- Exercise objective -
Filter these entries so that only lines with the word "натуральной" remain.

>> Start Dataset rows

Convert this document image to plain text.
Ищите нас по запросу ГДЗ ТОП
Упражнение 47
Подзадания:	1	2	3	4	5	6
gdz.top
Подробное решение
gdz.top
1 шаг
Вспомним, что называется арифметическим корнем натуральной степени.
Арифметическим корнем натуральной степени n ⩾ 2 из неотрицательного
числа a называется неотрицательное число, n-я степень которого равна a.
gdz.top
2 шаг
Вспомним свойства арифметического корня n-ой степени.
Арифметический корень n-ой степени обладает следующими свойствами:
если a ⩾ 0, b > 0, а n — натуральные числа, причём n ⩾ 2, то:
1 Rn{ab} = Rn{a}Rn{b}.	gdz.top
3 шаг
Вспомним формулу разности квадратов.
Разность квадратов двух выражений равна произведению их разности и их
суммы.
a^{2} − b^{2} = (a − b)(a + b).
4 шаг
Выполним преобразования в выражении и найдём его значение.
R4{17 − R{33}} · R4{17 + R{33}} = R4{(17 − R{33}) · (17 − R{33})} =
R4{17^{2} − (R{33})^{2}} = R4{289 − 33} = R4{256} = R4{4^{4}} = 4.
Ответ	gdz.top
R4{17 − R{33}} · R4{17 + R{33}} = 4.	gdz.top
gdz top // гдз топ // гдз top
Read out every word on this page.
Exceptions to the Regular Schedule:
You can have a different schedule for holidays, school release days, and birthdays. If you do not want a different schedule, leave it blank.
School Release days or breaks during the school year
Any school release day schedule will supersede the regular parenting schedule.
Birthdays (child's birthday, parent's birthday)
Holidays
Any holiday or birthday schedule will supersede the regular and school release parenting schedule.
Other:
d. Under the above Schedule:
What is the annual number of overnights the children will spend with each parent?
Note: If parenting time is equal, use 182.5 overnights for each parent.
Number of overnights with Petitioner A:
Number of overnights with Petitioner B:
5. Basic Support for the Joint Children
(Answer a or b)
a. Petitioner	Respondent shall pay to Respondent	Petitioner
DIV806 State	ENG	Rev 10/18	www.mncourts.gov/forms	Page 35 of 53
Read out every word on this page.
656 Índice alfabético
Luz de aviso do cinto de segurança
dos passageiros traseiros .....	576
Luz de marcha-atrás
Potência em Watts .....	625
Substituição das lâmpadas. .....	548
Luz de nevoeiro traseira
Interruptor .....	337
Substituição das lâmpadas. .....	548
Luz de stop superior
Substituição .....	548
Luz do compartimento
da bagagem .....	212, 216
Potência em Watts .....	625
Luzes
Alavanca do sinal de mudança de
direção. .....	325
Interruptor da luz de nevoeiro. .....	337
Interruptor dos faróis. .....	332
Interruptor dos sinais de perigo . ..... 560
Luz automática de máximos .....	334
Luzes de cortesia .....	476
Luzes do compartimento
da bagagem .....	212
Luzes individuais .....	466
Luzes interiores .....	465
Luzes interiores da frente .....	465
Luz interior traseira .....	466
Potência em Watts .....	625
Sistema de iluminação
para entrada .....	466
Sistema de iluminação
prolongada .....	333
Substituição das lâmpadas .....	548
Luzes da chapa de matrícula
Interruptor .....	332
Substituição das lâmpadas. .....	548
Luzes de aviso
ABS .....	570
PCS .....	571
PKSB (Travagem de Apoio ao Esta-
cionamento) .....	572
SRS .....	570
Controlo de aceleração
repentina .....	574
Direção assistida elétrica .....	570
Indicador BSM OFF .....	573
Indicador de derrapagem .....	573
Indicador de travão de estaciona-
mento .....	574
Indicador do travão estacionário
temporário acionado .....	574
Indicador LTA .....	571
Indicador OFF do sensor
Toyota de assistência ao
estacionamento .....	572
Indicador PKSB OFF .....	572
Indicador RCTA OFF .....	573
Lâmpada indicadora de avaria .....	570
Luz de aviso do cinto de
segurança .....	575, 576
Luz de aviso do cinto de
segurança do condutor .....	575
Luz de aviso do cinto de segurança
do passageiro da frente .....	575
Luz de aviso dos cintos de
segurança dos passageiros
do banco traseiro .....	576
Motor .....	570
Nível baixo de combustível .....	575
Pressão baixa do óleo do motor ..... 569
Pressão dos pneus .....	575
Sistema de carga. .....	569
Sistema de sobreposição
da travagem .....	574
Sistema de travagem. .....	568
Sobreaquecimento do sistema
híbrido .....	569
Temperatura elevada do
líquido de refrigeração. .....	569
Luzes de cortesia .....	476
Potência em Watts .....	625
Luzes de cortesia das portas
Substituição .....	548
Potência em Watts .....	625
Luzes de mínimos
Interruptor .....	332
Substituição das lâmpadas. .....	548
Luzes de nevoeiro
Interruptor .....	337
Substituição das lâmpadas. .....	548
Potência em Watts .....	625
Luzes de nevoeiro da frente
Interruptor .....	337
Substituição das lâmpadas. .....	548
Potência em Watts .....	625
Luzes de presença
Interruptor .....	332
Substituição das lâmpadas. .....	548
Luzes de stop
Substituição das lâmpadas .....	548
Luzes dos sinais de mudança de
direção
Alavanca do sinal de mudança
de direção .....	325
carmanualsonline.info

>> End Dataset rows

- Result for this exercise -
Вспомним, что называется арифметическим корнем натуральной степени.
Арифметическим корнем натуральной степени n ⩾ 2 из неотрицательного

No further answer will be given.